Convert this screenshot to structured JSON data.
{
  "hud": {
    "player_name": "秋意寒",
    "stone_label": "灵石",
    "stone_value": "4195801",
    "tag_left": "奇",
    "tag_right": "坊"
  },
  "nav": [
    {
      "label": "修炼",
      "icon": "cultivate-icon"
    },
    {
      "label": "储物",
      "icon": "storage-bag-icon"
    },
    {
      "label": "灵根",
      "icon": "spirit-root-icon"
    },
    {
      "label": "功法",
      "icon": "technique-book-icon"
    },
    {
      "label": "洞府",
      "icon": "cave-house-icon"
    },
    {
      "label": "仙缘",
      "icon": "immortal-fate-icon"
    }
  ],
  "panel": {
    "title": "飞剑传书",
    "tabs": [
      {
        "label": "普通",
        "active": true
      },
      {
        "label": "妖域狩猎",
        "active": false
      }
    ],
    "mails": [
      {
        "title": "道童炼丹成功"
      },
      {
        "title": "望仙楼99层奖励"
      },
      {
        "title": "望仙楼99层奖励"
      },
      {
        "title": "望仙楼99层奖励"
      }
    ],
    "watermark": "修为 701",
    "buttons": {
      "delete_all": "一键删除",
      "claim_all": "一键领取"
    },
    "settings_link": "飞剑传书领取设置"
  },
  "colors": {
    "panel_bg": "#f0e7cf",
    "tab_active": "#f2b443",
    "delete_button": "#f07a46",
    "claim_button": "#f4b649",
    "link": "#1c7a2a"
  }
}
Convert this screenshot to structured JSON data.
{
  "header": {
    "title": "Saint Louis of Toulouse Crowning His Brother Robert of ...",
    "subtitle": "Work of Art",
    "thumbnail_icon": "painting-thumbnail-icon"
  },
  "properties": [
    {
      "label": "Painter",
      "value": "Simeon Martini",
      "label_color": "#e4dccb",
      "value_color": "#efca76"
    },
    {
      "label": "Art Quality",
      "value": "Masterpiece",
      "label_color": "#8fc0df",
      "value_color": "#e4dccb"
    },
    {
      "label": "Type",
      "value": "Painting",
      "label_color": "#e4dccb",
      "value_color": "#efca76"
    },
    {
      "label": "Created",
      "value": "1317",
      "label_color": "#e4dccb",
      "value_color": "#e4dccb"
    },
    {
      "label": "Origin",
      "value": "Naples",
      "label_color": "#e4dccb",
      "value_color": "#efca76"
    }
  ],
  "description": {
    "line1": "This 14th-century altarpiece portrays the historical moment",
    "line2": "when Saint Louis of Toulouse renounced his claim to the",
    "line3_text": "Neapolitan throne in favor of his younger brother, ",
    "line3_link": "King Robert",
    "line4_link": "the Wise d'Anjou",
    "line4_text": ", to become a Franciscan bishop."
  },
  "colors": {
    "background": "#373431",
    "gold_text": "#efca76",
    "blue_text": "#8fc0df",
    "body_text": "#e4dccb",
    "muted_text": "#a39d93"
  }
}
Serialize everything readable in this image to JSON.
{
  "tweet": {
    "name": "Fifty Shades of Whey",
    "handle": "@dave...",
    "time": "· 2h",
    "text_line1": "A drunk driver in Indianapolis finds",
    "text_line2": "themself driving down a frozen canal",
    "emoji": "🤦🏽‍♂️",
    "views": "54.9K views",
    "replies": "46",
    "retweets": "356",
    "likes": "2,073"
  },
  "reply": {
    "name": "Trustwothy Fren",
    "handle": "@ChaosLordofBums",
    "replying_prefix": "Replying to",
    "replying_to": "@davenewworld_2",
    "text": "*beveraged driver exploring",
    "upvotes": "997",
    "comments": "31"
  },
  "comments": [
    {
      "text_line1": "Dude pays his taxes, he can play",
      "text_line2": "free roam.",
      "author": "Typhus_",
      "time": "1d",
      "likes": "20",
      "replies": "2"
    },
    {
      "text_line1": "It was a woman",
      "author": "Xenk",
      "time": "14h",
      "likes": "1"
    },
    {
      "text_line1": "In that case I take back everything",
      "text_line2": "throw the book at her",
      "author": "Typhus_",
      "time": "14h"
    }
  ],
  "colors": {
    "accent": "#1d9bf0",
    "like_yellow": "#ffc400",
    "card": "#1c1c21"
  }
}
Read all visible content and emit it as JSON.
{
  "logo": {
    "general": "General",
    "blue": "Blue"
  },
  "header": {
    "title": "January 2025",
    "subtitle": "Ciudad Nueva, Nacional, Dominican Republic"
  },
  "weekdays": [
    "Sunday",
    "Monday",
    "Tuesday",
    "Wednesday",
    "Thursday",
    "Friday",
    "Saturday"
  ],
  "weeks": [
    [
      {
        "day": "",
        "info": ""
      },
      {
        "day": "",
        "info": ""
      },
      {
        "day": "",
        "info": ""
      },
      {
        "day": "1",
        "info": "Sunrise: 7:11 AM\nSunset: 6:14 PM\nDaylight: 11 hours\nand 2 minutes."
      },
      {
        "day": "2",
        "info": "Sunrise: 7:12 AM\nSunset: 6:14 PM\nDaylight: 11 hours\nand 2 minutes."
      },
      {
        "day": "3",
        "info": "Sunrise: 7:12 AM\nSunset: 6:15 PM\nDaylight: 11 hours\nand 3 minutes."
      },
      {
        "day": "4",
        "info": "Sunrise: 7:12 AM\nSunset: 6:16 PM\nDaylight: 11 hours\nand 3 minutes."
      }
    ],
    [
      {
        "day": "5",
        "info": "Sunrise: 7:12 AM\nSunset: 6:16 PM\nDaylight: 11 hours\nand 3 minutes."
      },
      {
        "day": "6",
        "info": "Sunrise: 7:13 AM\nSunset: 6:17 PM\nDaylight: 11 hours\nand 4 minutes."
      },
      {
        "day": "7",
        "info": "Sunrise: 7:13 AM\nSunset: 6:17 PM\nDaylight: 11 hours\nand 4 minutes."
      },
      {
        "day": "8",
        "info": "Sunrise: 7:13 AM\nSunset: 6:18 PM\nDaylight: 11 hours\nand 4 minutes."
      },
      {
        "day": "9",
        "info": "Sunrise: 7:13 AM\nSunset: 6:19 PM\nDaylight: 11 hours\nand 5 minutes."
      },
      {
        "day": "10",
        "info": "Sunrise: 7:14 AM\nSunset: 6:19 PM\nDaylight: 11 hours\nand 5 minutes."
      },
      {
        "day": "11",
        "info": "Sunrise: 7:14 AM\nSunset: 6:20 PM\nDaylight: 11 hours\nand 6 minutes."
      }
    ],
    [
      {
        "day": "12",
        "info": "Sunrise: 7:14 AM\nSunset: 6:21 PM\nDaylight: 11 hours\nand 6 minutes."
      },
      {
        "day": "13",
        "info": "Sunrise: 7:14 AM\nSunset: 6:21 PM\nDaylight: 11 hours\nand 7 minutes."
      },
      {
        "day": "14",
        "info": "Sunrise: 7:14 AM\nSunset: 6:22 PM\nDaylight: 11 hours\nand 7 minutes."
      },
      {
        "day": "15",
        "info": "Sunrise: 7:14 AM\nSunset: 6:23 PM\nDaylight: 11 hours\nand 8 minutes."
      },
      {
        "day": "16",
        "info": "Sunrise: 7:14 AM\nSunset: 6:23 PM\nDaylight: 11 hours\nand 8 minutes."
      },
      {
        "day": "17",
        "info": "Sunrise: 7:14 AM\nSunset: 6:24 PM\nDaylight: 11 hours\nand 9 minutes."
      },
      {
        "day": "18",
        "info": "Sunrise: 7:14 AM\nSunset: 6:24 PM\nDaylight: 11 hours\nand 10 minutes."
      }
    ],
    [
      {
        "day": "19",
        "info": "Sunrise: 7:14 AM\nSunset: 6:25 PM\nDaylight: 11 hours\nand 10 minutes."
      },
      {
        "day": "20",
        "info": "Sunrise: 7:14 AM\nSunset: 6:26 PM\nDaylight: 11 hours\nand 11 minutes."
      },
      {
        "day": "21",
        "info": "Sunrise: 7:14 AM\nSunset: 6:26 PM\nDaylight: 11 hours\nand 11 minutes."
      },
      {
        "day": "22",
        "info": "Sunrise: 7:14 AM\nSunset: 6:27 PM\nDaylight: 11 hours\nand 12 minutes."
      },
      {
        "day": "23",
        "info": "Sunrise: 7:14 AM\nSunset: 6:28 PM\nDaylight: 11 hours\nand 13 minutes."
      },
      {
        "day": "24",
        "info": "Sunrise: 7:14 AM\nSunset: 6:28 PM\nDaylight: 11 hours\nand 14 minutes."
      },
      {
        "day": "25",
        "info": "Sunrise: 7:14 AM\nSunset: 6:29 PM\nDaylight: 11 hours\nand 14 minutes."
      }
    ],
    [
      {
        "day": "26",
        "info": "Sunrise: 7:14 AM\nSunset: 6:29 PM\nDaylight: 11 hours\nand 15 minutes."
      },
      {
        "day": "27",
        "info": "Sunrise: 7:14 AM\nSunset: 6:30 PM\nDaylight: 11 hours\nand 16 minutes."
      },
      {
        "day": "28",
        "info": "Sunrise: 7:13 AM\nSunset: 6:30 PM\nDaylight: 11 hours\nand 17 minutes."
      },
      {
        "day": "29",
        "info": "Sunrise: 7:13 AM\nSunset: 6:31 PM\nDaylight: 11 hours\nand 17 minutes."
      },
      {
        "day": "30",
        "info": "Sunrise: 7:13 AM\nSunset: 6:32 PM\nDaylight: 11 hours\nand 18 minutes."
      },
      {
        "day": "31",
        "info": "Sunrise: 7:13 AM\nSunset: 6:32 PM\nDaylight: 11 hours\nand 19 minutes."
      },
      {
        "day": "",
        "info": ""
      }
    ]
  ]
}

## Task statement
Return each line in the records that holds the string "icon".

## Solution for this exercise
      "icon": "cultivate-icon"
      "icon": "storage-bag-icon"
      "icon": "spirit-root-icon"
      "icon": "technique-book-icon"
      "icon": "cave-house-icon"
      "icon": "immortal-fate-icon"
    "thumbnail_icon": "painting-thumbnail-icon"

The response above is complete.